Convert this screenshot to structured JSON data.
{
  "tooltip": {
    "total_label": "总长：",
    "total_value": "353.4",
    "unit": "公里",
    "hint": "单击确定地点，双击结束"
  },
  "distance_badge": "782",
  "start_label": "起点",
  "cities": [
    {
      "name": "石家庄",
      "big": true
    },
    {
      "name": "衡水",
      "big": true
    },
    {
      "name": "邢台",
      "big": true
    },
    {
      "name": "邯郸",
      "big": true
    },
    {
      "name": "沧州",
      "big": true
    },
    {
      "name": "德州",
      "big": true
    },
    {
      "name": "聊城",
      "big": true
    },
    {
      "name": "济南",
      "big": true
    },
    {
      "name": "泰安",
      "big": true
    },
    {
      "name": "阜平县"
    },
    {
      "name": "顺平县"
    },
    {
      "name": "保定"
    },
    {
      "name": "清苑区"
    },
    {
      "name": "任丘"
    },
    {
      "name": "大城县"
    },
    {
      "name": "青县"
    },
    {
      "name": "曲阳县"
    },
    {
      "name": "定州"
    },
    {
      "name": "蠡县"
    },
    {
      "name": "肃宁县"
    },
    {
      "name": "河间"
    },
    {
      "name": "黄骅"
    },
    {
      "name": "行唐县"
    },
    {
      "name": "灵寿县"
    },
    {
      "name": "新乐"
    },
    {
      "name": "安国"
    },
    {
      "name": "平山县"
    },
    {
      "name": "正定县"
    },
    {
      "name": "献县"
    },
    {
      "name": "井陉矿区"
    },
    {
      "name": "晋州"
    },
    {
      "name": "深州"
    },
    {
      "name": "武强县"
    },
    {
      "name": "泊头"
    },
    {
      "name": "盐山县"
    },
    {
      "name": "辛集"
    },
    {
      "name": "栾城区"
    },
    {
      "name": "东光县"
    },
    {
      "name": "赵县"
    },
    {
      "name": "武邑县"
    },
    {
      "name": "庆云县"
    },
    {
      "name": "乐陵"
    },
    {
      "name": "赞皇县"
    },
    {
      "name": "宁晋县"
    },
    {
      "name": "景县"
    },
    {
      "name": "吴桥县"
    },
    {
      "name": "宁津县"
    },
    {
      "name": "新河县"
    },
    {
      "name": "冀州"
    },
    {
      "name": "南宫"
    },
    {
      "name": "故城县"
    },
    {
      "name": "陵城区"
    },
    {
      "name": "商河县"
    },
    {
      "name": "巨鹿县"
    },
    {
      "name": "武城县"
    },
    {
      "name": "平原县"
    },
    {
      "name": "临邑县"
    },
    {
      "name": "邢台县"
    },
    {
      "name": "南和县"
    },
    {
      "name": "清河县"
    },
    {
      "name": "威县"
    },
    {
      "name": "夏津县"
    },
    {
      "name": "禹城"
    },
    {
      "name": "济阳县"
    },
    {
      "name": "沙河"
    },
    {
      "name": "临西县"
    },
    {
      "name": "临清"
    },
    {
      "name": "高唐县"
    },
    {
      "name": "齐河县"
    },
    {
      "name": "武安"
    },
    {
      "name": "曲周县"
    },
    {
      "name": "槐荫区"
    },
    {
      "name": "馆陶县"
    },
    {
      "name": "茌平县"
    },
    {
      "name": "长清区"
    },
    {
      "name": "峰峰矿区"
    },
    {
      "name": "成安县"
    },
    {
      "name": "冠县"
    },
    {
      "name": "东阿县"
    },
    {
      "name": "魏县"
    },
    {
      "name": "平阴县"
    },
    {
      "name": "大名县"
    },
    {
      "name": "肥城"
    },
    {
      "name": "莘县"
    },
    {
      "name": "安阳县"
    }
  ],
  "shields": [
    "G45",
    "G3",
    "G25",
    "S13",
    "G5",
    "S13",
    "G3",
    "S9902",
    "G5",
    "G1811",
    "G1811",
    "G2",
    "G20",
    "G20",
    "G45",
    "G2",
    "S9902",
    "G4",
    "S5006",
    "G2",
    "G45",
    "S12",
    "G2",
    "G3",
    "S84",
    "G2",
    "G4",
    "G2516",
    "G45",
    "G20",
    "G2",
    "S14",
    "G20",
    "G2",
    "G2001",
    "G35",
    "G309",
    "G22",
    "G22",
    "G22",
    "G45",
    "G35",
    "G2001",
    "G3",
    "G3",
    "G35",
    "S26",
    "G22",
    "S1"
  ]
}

Do this:
Restate each entry exactly, skipping none.

Result:
Convert this screenshot to structured JSON data.
{
  "tooltip": {
    "total_label": "总长：",
    "total_value": "353.4",
    "unit": "公里",
    "hint": "单击确定地点，双击结束"
  },
  "distance_badge": "782",
  "start_label": "起点",
  "cities": [
    {
      "name": "石家庄",
      "big": true
    },
    {
      "name": "衡水",
      "big": true
    },
    {
      "name": "邢台",
      "big": true
    },
    {
      "name": "邯郸",
      "big": true
    },
    {
      "name": "沧州",
      "big": true
    },
    {
      "name": "德州",
      "big": true
    },
    {
      "name": "聊城",
      "big": true
    },
    {
      "name": "济南",
      "big": true
    },
    {
      "name": "泰安",
      "big": true
    },
    {
      "name": "阜平县"
    },
    {
      "name": "顺平县"
    },
    {
      "name": "保定"
    },
    {
      "name": "清苑区"
    },
    {
      "name": "任丘"
    },
    {
      "name": "大城县"
    },
    {
      "name": "青县"
    },
    {
      "name": "曲阳县"
    },
    {
      "name": "定州"
    },
    {
      "name": "蠡县"
    },
    {
      "name": "肃宁县"
    },
    {
      "name": "河间"
    },
    {
      "name": "黄骅"
    },
    {
      "name": "行唐县"
    },
    {
      "name": "灵寿县"
    },
    {
      "name": "新乐"
    },
    {
      "name": "安国"
    },
    {
      "name": "平山县"
    },
    {
      "name": "正定县"
    },
    {
      "name": "献县"
    },
    {
      "name": "井陉矿区"
    },
    {
      "name": "晋州"
    },
    {
      "name": "深州"
    },
    {
      "name": "武强县"
    },
    {
      "name": "泊头"
    },
    {
      "name": "盐山县"
    },
    {
      "name": "辛集"
    },
    {
      "name": "栾城区"
    },
    {
      "name": "东光县"
    },
    {
      "name": "赵县"
    },
    {
      "name": "武邑县"
    },
    {
      "name": "庆云县"
    },
    {
      "name": "乐陵"
    },
    {
      "name": "赞皇县"
    },
    {
      "name": "宁晋县"
    },
    {
      "name": "景县"
    },
    {
      "name": "吴桥县"
    },
    {
      "name": "宁津县"
    },
    {
      "name": "新河县"
    },
    {
      "name": "冀州"
    },
    {
      "name": "南宫"
    },
    {
      "name": "故城县"
    },
    {
      "name": "陵城区"
    },
    {
      "name": "商河县"
    },
    {
      "name": "巨鹿县"
    },
    {
      "name": "武城县"
    },
    {
      "name": "平原县"
    },
    {
      "name": "临邑县"
    },
    {
      "name": "邢台县"
    },
    {
      "name": "南和县"
    },
    {
      "name": "清河县"
    },
    {
      "name": "威县"
    },
    {
      "name": "夏津县"
    },
    {
      "name": "禹城"
    },
    {
      "name": "济阳县"
    },
    {
      "name": "沙河"
    },
    {
      "name": "临西县"
    },
    {
      "name": "临清"
    },
    {
      "name": "高唐县"
    },
    {
      "name": "齐河县"
    },
    {
      "name": "武安"
    },
    {
      "name": "曲周县"
    },
    {
      "name": "槐荫区"
    },
    {
      "name": "馆陶县"
    },
    {
      "name": "茌平县"
    },
    {
      "name": "长清区"
    },
    {
      "name": "峰峰矿区"
    },
    {
      "name": "成安县"
    },
    {
      "name": "冠县"
    },
    {
      "name": "东阿县"
    },
    {
      "name": "魏县"
    },
    {
      "name": "平阴县"
    },
    {
      "name": "大名县"
    },
    {
      "name": "肥城"
    },
    {
      "name": "莘县"
    },
    {
      "name": "安阳县"
    }
  ],
  "shields": [
    "G45",
    "G3",
    "G25",
    "S13",
    "G5",
    "S13",
    "G3",
    "S9902",
    "G5",
    "G1811",
    "G1811",
    "G2",
    "G20",
    "G20",
    "G45",
    "G2",
    "S9902",
    "G4",
    "S5006",
    "G2",
    "G45",
    "S12",
    "G2",
    "G3",
    "S84",
    "G2",
    "G4",
    "G2516",
    "G45",
    "G20",
    "G2",
    "S14",
    "G20",
    "G2",
    "G2001",
    "G35",
    "G309",
    "G22",
    "G22",
    "G22",
    "G45",
    "G35",
    "G2001",
    "G3",
    "G3",
    "G35",
    "S26",
    "G22",
    "S1"
  ]
}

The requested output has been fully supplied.